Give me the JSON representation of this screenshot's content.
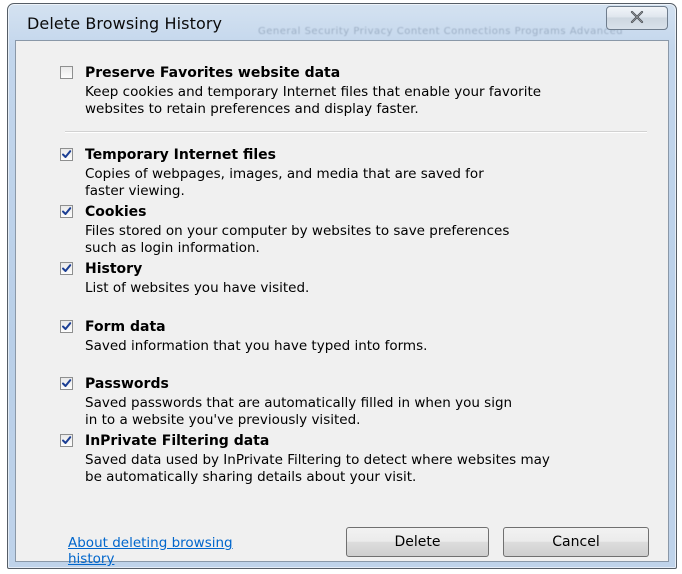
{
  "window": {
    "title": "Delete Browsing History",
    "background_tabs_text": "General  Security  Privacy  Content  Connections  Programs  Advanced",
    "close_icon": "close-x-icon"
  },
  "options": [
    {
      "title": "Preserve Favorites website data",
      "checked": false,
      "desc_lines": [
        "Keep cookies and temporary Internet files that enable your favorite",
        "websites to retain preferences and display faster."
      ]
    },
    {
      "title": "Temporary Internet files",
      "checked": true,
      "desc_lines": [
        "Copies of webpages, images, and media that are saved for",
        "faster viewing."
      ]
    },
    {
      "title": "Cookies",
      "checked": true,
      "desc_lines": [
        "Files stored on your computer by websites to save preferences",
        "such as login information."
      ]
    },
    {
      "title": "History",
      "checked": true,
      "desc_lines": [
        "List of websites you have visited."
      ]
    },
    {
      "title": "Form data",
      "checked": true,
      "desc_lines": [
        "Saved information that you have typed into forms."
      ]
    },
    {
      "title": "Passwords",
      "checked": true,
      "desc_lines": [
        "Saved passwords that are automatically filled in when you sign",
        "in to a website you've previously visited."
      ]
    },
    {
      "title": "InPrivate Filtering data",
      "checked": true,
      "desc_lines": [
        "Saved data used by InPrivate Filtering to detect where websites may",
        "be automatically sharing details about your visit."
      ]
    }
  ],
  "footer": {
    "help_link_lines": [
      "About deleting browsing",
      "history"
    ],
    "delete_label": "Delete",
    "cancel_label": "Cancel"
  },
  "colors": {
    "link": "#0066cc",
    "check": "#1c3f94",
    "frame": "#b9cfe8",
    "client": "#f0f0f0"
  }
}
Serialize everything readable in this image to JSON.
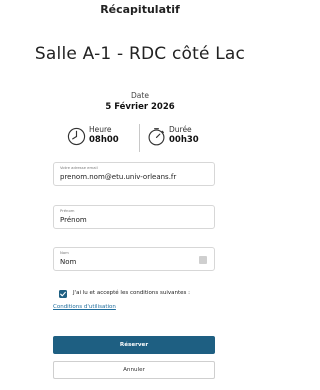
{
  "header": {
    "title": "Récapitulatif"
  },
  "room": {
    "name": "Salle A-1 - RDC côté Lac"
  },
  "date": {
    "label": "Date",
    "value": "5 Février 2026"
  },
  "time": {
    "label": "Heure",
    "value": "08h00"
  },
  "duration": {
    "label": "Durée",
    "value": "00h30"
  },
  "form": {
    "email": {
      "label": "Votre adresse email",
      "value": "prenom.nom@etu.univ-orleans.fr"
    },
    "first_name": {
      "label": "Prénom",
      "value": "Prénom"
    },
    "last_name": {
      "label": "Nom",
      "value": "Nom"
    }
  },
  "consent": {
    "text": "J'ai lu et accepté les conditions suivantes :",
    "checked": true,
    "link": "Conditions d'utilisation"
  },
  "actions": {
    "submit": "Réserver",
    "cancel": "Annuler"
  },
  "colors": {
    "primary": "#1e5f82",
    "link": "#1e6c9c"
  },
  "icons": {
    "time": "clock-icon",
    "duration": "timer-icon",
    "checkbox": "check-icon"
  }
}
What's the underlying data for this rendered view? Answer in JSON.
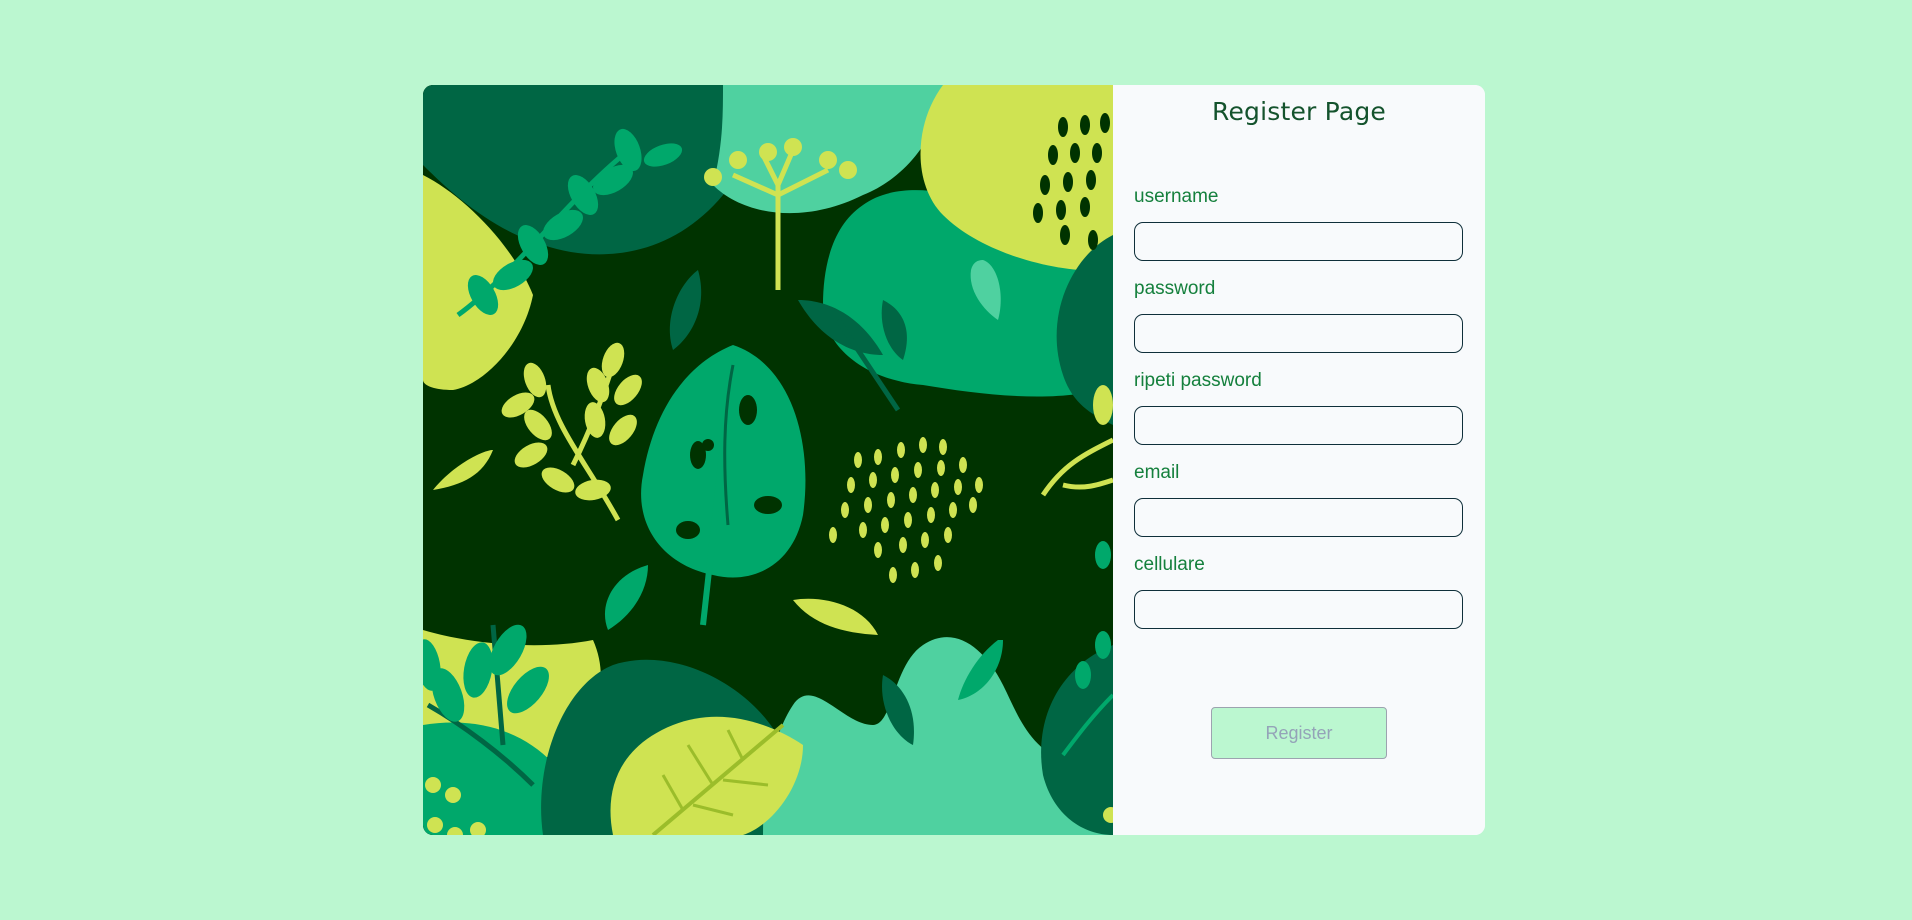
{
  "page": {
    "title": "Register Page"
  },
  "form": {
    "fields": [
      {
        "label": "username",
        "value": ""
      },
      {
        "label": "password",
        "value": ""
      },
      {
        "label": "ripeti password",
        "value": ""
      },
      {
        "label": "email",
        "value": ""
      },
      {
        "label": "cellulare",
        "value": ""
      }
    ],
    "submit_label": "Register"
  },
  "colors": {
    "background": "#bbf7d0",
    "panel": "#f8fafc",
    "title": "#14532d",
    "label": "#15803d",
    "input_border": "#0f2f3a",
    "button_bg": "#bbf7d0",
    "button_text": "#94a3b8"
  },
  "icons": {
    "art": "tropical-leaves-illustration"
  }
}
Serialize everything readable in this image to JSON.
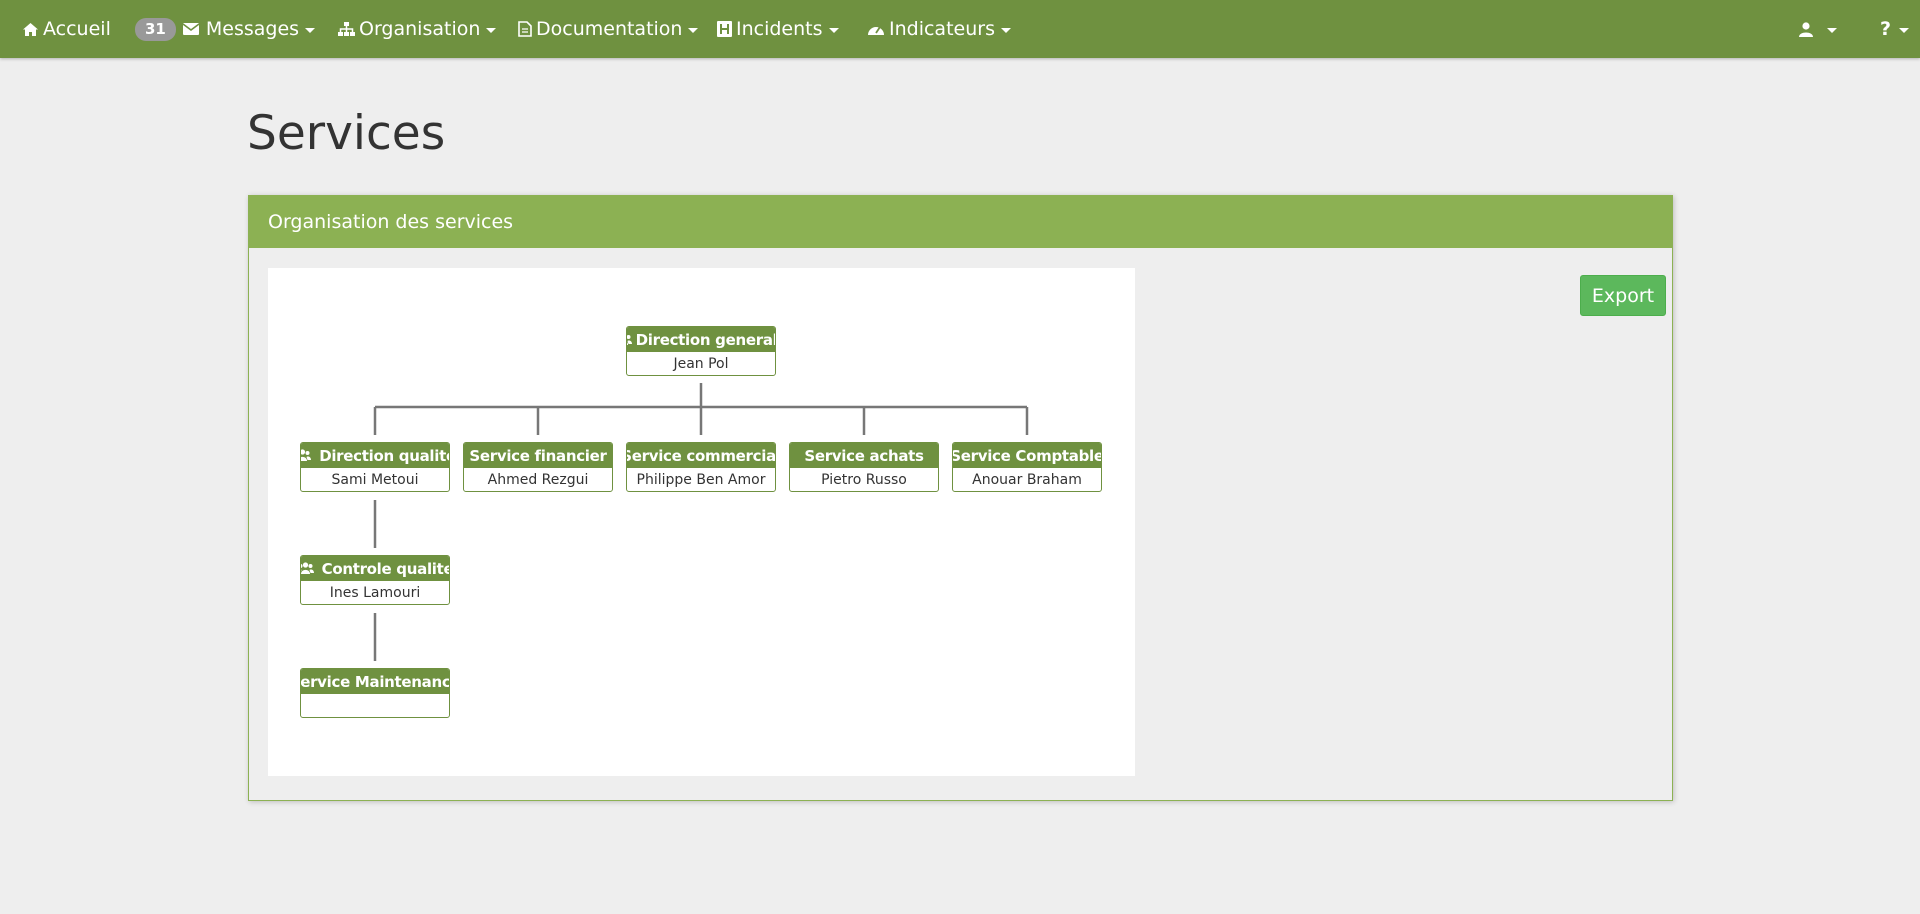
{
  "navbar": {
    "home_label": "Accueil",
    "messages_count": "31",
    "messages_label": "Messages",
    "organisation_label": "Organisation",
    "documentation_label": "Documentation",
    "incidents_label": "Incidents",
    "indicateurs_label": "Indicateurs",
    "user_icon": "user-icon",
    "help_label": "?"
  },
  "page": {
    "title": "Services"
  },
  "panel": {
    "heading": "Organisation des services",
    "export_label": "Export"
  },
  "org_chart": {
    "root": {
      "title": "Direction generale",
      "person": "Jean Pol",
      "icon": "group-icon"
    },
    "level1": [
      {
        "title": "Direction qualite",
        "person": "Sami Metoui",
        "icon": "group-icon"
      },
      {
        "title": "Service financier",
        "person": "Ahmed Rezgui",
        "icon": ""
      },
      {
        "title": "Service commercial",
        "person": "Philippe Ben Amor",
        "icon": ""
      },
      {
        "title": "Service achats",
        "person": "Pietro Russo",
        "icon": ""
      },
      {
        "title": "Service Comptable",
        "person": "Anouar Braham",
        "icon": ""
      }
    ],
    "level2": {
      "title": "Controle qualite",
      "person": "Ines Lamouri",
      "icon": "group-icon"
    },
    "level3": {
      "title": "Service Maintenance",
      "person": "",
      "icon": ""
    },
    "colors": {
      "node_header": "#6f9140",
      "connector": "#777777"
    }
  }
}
+ + + + +
» What to work on
Please transcribe the material above exactly as written. Leave the pictures out.

» Exercise answer
Give me the JSON representation of this screenshot's content.
{
  "window": {
    "title": "Delete Browsing History",
    "background_tabs_text": "General  Security  Privacy  Content  Connections  Programs  Advanced",
    "close_icon": "close-x-icon"
  },
  "options": [
    {
      "title": "Preserve Favorites website data",
      "checked": false,
      "desc_lines": [
        "Keep cookies and temporary Internet files that enable your favorite",
        "websites to retain preferences and display faster."
      ]
    },
    {
      "title": "Temporary Internet files",
      "checked": true,
      "desc_lines": [
        "Copies of webpages, images, and media that are saved for",
        "faster viewing."
      ]
    },
    {
      "title": "Cookies",
      "checked": true,
      "desc_lines": [
        "Files stored on your computer by websites to save preferences",
        "such as login information."
      ]
    },
    {
      "title": "History",
      "checked": true,
      "desc_lines": [
        "List of websites you have visited."
      ]
    },
    {
      "title": "Form data",
      "checked": true,
      "desc_lines": [
        "Saved information that you have typed into forms."
      ]
    },
    {
      "title": "Passwords",
      "checked": true,
      "desc_lines": [
        "Saved passwords that are automatically filled in when you sign",
        "in to a website you've previously visited."
      ]
    },
    {
      "title": "InPrivate Filtering data",
      "checked": true,
      "desc_lines": [
        "Saved data used by InPrivate Filtering to detect where websites may",
        "be automatically sharing details about your visit."
      ]
    }
  ],
  "footer": {
    "help_link_lines": [
      "About deleting browsing",
      "history"
    ],
    "delete_label": "Delete",
    "cancel_label": "Cancel"
  },
  "colors": {
    "link": "#0066cc",
    "check": "#1c3f94",
    "frame": "#b9cfe8",
    "client": "#f0f0f0"
  }
}
Serialize everything readable in this image to JSON.
{
  "header": {
    "title": "Récapitulatif"
  },
  "room": {
    "name": "Salle A-1 - RDC côté Lac"
  },
  "date": {
    "label": "Date",
    "value": "5 Février 2026"
  },
  "time": {
    "label": "Heure",
    "value": "08h00"
  },
  "duration": {
    "label": "Durée",
    "value": "00h30"
  },
  "form": {
    "email": {
      "label": "Votre adresse email",
      "value": "prenom.nom@etu.univ-orleans.fr"
    },
    "first_name": {
      "label": "Prénom",
      "value": "Prénom"
    },
    "last_name": {
      "label": "Nom",
      "value": "Nom"
    }
  },
  "consent": {
    "text": "J'ai lu et accepté les conditions suivantes :",
    "checked": true,
    "link": "Conditions d'utilisation"
  },
  "actions": {
    "submit": "Réserver",
    "cancel": "Annuler"
  },
  "colors": {
    "primary": "#1e5f82",
    "link": "#1e6c9c"
  },
  "icons": {
    "time": "clock-icon",
    "duration": "timer-icon",
    "checkbox": "check-icon"
  }
}
What's the underlying data for this rendered view? Answer in JSON.
{
  "page": {
    "title": "Register Page"
  },
  "form": {
    "fields": [
      {
        "label": "username",
        "value": ""
      },
      {
        "label": "password",
        "value": ""
      },
      {
        "label": "ripeti password",
        "value": ""
      },
      {
        "label": "email",
        "value": ""
      },
      {
        "label": "cellulare",
        "value": ""
      }
    ],
    "submit_label": "Register"
  },
  "colors": {
    "background": "#bbf7d0",
    "panel": "#f8fafc",
    "title": "#14532d",
    "label": "#15803d",
    "input_border": "#0f2f3a",
    "button_bg": "#bbf7d0",
    "button_text": "#94a3b8"
  },
  "icons": {
    "art": "tropical-leaves-illustration"
  }
}
Serialize everything readable in this image to JSON.
{
  "navbar": {
    "home_label": "Accueil",
    "messages_count": "31",
    "messages_label": "Messages",
    "organisation_label": "Organisation",
    "documentation_label": "Documentation",
    "incidents_label": "Incidents",
    "indicateurs_label": "Indicateurs",
    "user_icon": "user-icon",
    "help_label": "?"
  },
  "page": {
    "title": "Services"
  },
  "panel": {
    "heading": "Organisation des services",
    "export_label": "Export"
  },
  "org_chart": {
    "root": {
      "title": "Direction generale",
      "person": "Jean Pol",
      "icon": "group-icon"
    },
    "level1": [
      {
        "title": "Direction qualite",
        "person": "Sami Metoui",
        "icon": "group-icon"
      },
      {
        "title": "Service financier",
        "person": "Ahmed Rezgui",
        "icon": ""
      },
      {
        "title": "Service commercial",
        "person": "Philippe Ben Amor",
        "icon": ""
      },
      {
        "title": "Service achats",
        "person": "Pietro Russo",
        "icon": ""
      },
      {
        "title": "Service Comptable",
        "person": "Anouar Braham",
        "icon": ""
      }
    ],
    "level2": {
      "title": "Controle qualite",
      "person": "Ines Lamouri",
      "icon": "group-icon"
    },
    "level3": {
      "title": "Service Maintenance",
      "person": "",
      "icon": ""
    },
    "colors": {
      "node_header": "#6f9140",
      "connector": "#777777"
    }
  }
}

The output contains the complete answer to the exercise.